- EXERCISE INSTRUCTIONS: Pictures stay out of the copy; set down each line of the listing below exactly.

(Dataset items)

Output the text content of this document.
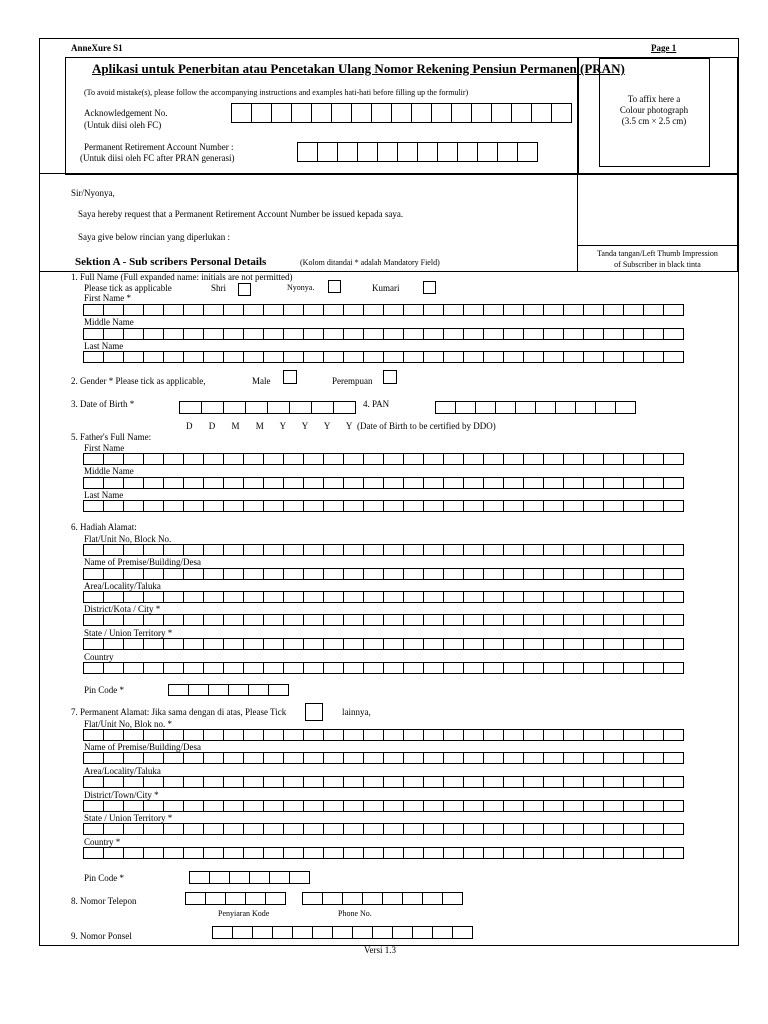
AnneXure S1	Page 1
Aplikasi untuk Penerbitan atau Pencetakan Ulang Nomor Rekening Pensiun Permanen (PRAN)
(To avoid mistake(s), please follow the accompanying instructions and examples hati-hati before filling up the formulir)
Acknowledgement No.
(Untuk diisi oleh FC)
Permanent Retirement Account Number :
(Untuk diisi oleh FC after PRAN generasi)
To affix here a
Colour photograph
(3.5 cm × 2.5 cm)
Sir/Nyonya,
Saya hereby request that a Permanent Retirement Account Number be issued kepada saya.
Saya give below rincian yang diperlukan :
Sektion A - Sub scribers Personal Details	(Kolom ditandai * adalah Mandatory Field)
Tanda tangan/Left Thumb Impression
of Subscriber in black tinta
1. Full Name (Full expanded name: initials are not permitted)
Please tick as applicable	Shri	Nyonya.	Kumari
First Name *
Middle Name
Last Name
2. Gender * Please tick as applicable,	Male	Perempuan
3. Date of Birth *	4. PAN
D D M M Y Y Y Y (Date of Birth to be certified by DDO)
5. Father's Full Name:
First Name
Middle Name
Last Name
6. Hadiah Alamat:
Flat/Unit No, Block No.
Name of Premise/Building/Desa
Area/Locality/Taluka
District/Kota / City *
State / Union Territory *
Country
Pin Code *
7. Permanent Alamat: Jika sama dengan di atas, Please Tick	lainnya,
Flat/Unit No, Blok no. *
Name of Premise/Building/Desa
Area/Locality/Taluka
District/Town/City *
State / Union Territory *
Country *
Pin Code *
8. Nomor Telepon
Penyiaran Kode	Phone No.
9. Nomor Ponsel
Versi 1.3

- RESULT OF THIS TASK:
Output the text content of this document.
AnneXure S1	Page 1
Aplikasi untuk Penerbitan atau Pencetakan Ulang Nomor Rekening Pensiun Permanen (PRAN)
(To avoid mistake(s), please follow the accompanying instructions and examples hati-hati before filling up the formulir)
Acknowledgement No.
(Untuk diisi oleh FC)
Permanent Retirement Account Number :
(Untuk diisi oleh FC after PRAN generasi)
To affix here a
Colour photograph
(3.5 cm × 2.5 cm)
Sir/Nyonya,
Saya hereby request that a Permanent Retirement Account Number be issued kepada saya.
Saya give below rincian yang diperlukan :
Sektion A - Sub scribers Personal Details	(Kolom ditandai * adalah Mandatory Field)
Tanda tangan/Left Thumb Impression
of Subscriber in black tinta
1. Full Name (Full expanded name: initials are not permitted)
Please tick as applicable	Shri	Nyonya.	Kumari
First Name *
Middle Name
Last Name
2. Gender * Please tick as applicable,	Male	Perempuan
3. Date of Birth *	4. PAN
D D M M Y Y Y Y (Date of Birth to be certified by DDO)
5. Father's Full Name:
First Name
Middle Name
Last Name
6. Hadiah Alamat:
Flat/Unit No, Block No.
Name of Premise/Building/Desa
Area/Locality/Taluka
District/Kota / City *
State / Union Territory *
Country
Pin Code *
7. Permanent Alamat: Jika sama dengan di atas, Please Tick	lainnya,
Flat/Unit No, Blok no. *
Name of Premise/Building/Desa
Area/Locality/Taluka
District/Town/City *
State / Union Territory *
Country *
Pin Code *
8. Nomor Telepon
Penyiaran Kode	Phone No.
9. Nomor Ponsel
Versi 1.3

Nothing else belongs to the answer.